* BEGIN *

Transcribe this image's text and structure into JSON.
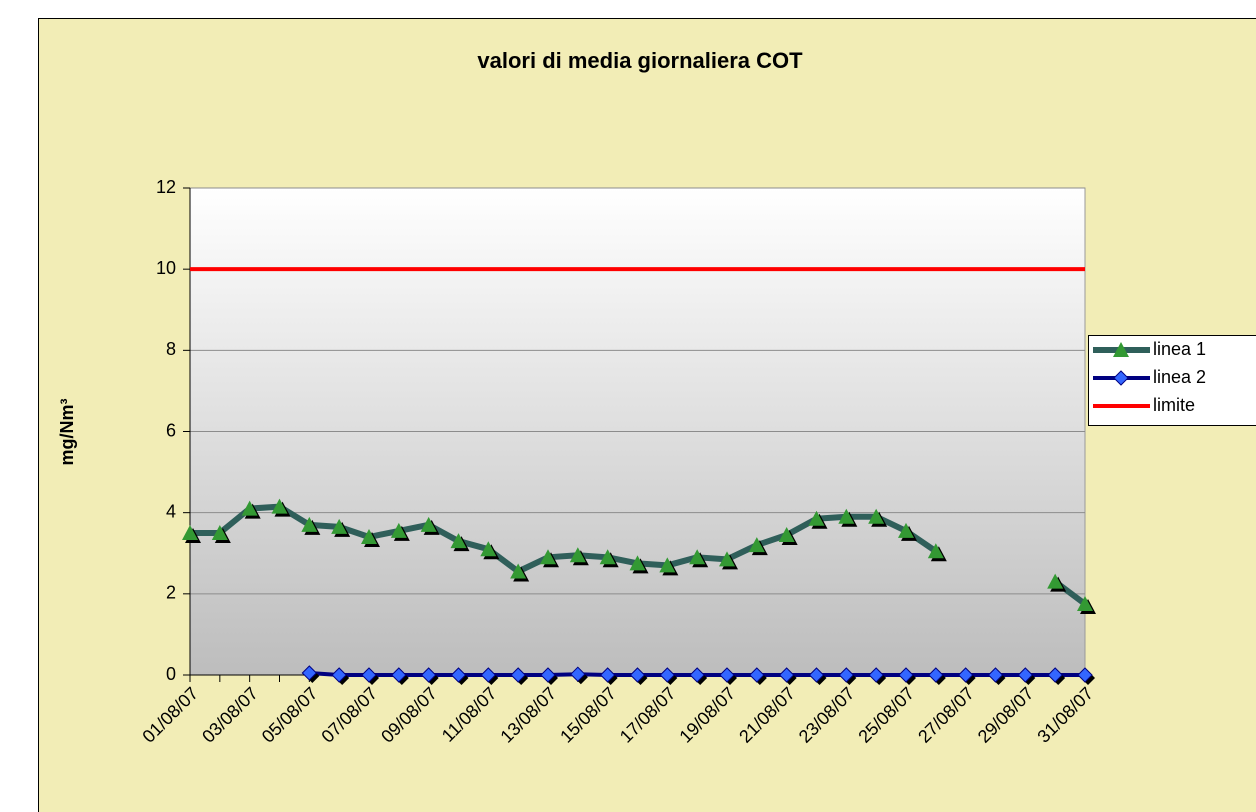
{
  "chart_data": {
    "type": "line",
    "title": "valori di media giornaliera  COT",
    "y_label": "mg/Nm³",
    "categories": [
      "01/08/07",
      null,
      "03/08/07",
      null,
      "05/08/07",
      null,
      "07/08/07",
      null,
      "09/08/07",
      null,
      "11/08/07",
      null,
      "13/08/07",
      null,
      "15/08/07",
      null,
      "17/08/07",
      null,
      "19/08/07",
      null,
      "21/08/07",
      null,
      "23/08/07",
      null,
      "25/08/07",
      null,
      "27/08/07",
      null,
      "29/08/07",
      null,
      "31/08/07"
    ],
    "series": [
      {
        "name": "linea 1",
        "color": "#2f5f5a",
        "marker_color": "#339933",
        "marker": "triangle",
        "values": [
          3.5,
          3.5,
          4.1,
          4.15,
          3.7,
          3.65,
          3.4,
          3.55,
          3.7,
          3.3,
          3.1,
          2.55,
          2.9,
          2.95,
          2.9,
          2.75,
          2.7,
          2.9,
          2.85,
          3.2,
          3.45,
          3.85,
          3.9,
          3.9,
          3.55,
          3.05,
          null,
          null,
          null,
          2.3,
          1.75
        ]
      },
      {
        "name": "linea 2",
        "color": "#000080",
        "marker_color": "#3366ff",
        "marker": "diamond",
        "values": [
          null,
          null,
          null,
          null,
          0.05,
          0,
          0,
          0,
          0,
          0,
          0,
          0,
          0,
          0.02,
          0,
          0,
          0,
          0,
          0,
          0,
          0,
          0,
          0,
          0,
          0,
          0,
          0,
          0,
          0,
          0,
          0
        ]
      },
      {
        "name": "limite",
        "color": "#ff0000",
        "marker": "none",
        "values": [
          10,
          10,
          10,
          10,
          10,
          10,
          10,
          10,
          10,
          10,
          10,
          10,
          10,
          10,
          10,
          10,
          10,
          10,
          10,
          10,
          10,
          10,
          10,
          10,
          10,
          10,
          10,
          10,
          10,
          10,
          10
        ]
      }
    ],
    "ylim": [
      0,
      12
    ],
    "yticks": [
      0,
      2,
      4,
      6,
      8,
      10,
      12
    ],
    "grid": true,
    "legend": "right"
  }
}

* END *

AIM OF THE EXERCISE
Return each line where "name" shows up.

COMPLETE RESPONSE
        "name": "linea 1",
        "name": "linea 2",
        "name": "limite",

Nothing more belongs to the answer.